| MATERIAL SHOWN |
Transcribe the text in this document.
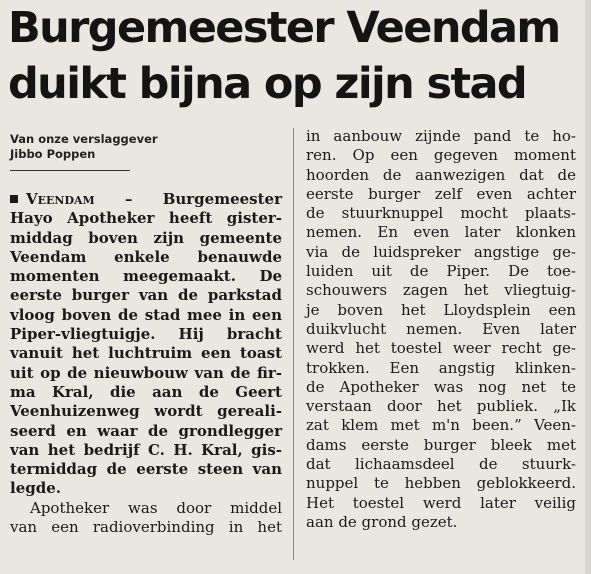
Burgemeester Veendam
duikt bijna op zijn stad
Van onze verslaggever
Jibbo Poppen
Veendam – Burgemeester
Hayo Apotheker heeft gister-
middag boven zijn gemeente
Veendam enkele benauwde
momenten meegemaakt. De
eerste burger van de parkstad
vloog boven de stad mee in een
Piper-vliegtuigje. Hij bracht
vanuit het luchtruim een toast
uit op de nieuwbouw van de fir-
ma Kral, die aan de Geert
Veenhuizenweg wordt gereali-
seerd en waar de grondlegger
van het bedrijf C. H. Kral, gis-
termiddag de eerste steen van
legde.
Apotheker was door middel
van een radioverbinding in het
in aanbouw zijnde pand te ho-
ren. Op een gegeven moment
hoorden de aanwezigen dat de
eerste burger zelf even achter
de stuurknuppel mocht plaats-
nemen. En even later klonken
via de luidspreker angstige ge-
luiden uit de Piper. De toe-
schouwers zagen het vliegtuig-
je boven het Lloydsplein een
duikvlucht nemen. Even later
werd het toestel weer recht ge-
trokken. Een angstig klinken-
de Apotheker was nog net te
verstaan door het publiek. „Ik
zat klem met m'n been.” Veen-
dams eerste burger bleek met
dat lichaamsdeel de stuurk-
nuppel te hebben geblokkeerd.
Het toestel werd later veilig
aan de grond gezet.
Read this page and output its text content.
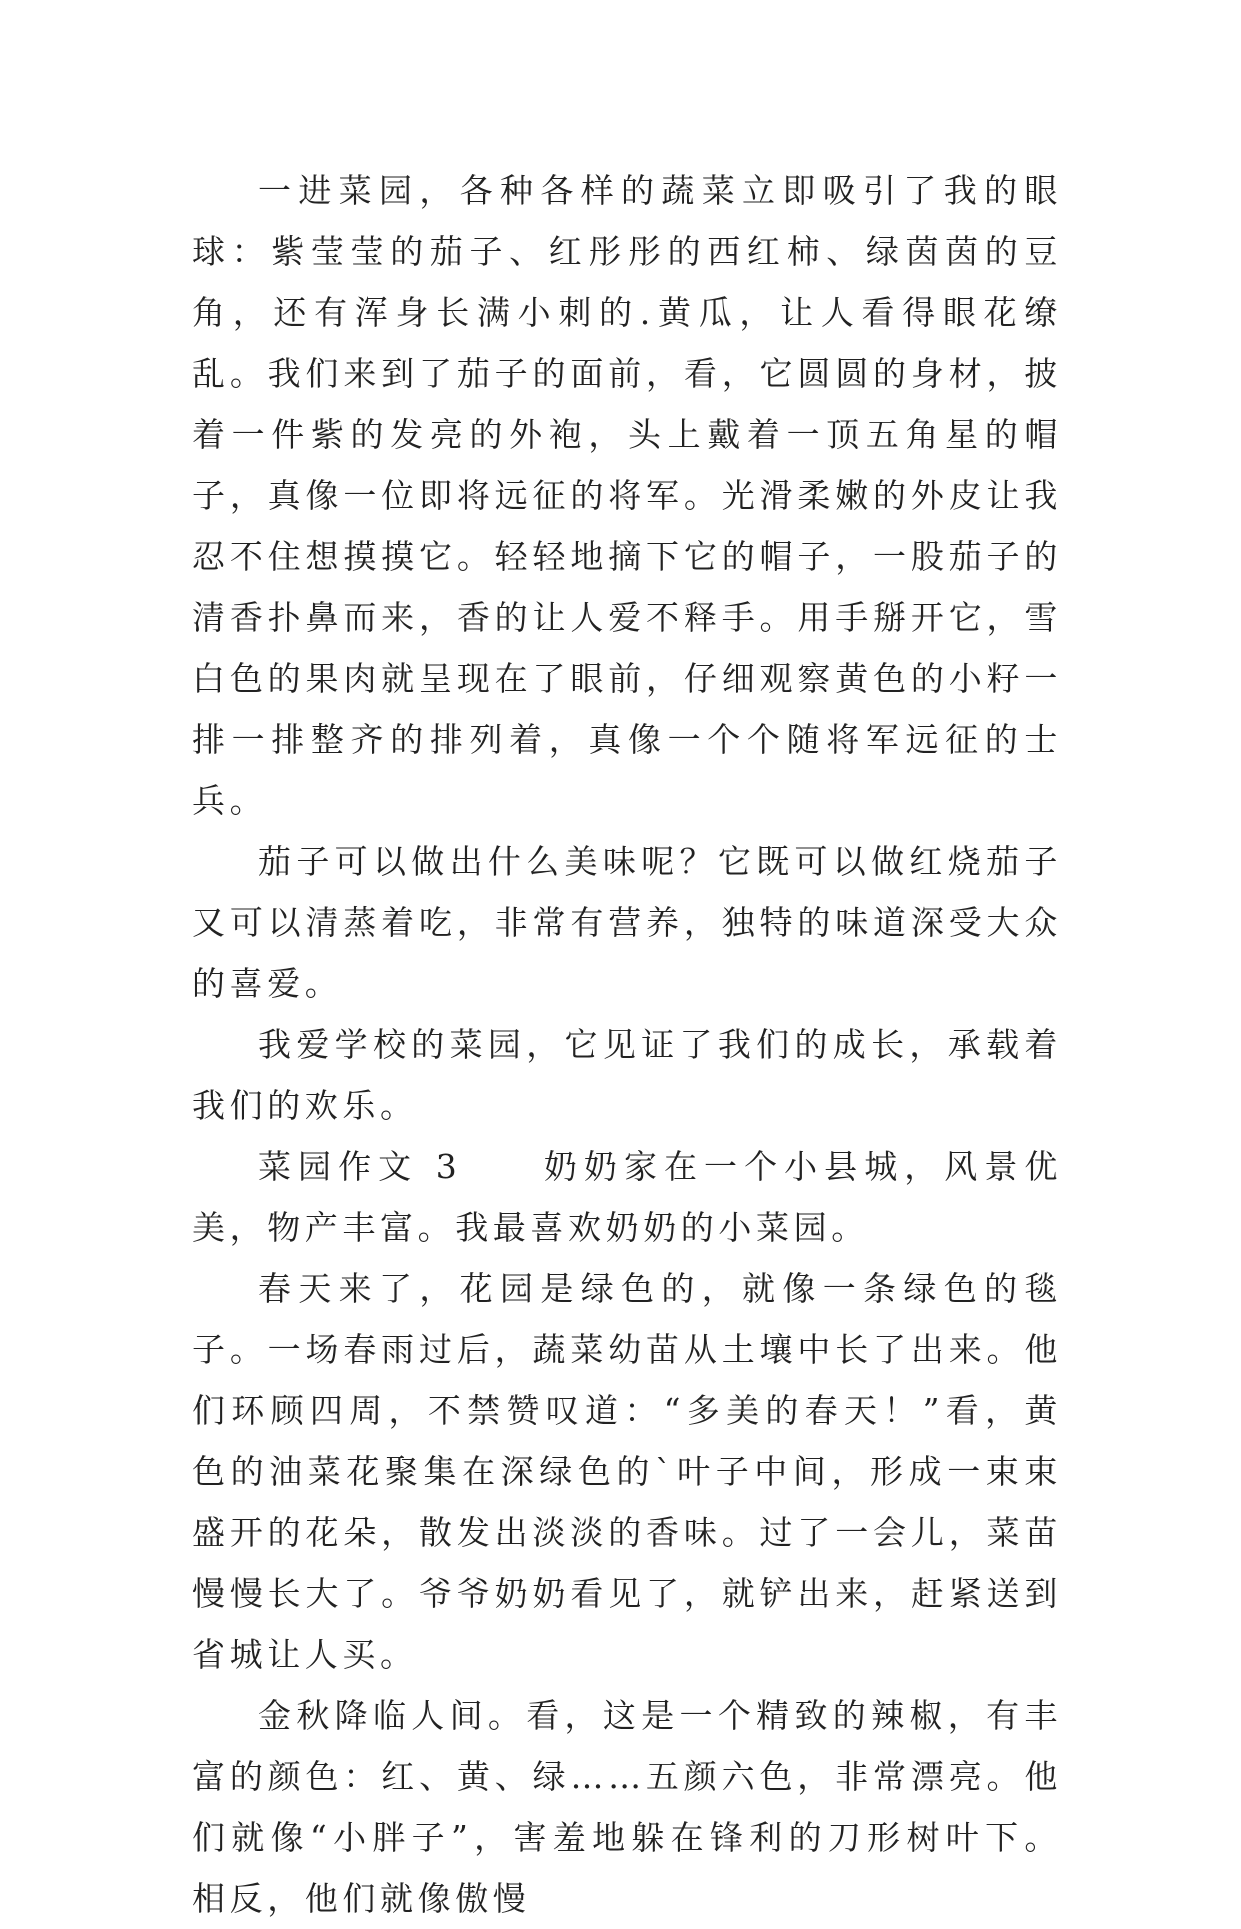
一进菜园，各种各样的蔬菜立即吸引了我的眼球：紫莹莹的茄子、红彤彤的西红柿、绿茵茵的豆角，还有浑身长满小刺的.黄瓜，让人看得眼花缭乱。我们来到了茄子的面前，看，它圆圆的身材，披着一件紫的发亮的外袍，头上戴着一顶五角星的帽子，真像一位即将远征的将军。光滑柔嫩的外皮让我忍不住想摸摸它。轻轻地摘下它的帽子，一股茄子的清香扑鼻而来，香的让人爱不释手。用手掰开它，雪白色的果肉就呈现在了眼前，仔细观察黄色的小籽一排一排整齐的排列着，真像一个个随将军远征的士兵。

茄子可以做出什么美味呢？它既可以做红烧茄子又可以清蒸着吃，非常有营养，独特的味道深受大众的喜爱。

我爱学校的菜园，它见证了我们的成长，承载着我们的欢乐。

菜园作文 3　　奶奶家在一个小县城，风景优美，物产丰富。我最喜欢奶奶的小菜园。

春天来了，花园是绿色的，就像一条绿色的毯子。一场春雨过后，蔬菜幼苗从土壤中长了出来。他们环顾四周，不禁赞叹道：“多美的春天！”看，黄色的油菜花聚集在深绿色的`叶子中间，形成一束束盛开的花朵，散发出淡淡的香味。过了一会儿，菜苗慢慢长大了。爷爷奶奶看见了，就铲出来，赶紧送到省城让人买。

金秋降临人间。看，这是一个精致的辣椒，有丰富的颜色：红、黄、绿……五颜六色，非常漂亮。他们就像“小胖子”，害羞地躲在锋利的刀形树叶下。相反，他们就像傲慢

| WORK TO BE COMPLETED |
Exclude all pictures and reproduce exactly the lines from the one containing "Read this page and output its text content." through the final line of the entries above.

| EXERCISE OUTPUT |
Read this page and output its text content.
一进菜园，各种各样的蔬菜立即吸引了我的眼球：紫莹莹的茄子、红彤彤的西红柿、绿茵茵的豆角，还有浑身长满小刺的.黄瓜，让人看得眼花缭乱。我们来到了茄子的面前，看，它圆圆的身材，披着一件紫的发亮的外袍，头上戴着一顶五角星的帽子，真像一位即将远征的将军。光滑柔嫩的外皮让我忍不住想摸摸它。轻轻地摘下它的帽子，一股茄子的清香扑鼻而来，香的让人爱不释手。用手掰开它，雪白色的果肉就呈现在了眼前，仔细观察黄色的小籽一排一排整齐的排列着，真像一个个随将军远征的士兵。

茄子可以做出什么美味呢？它既可以做红烧茄子又可以清蒸着吃，非常有营养，独特的味道深受大众的喜爱。

我爱学校的菜园，它见证了我们的成长，承载着我们的欢乐。

菜园作文 3　　奶奶家在一个小县城，风景优美，物产丰富。我最喜欢奶奶的小菜园。

春天来了，花园是绿色的，就像一条绿色的毯子。一场春雨过后，蔬菜幼苗从土壤中长了出来。他们环顾四周，不禁赞叹道：“多美的春天！”看，黄色的油菜花聚集在深绿色的`叶子中间，形成一束束盛开的花朵，散发出淡淡的香味。过了一会儿，菜苗慢慢长大了。爷爷奶奶看见了，就铲出来，赶紧送到省城让人买。

金秋降临人间。看，这是一个精致的辣椒，有丰富的颜色：红、黄、绿……五颜六色，非常漂亮。他们就像“小胖子”，害羞地躲在锋利的刀形树叶下。相反，他们就像傲慢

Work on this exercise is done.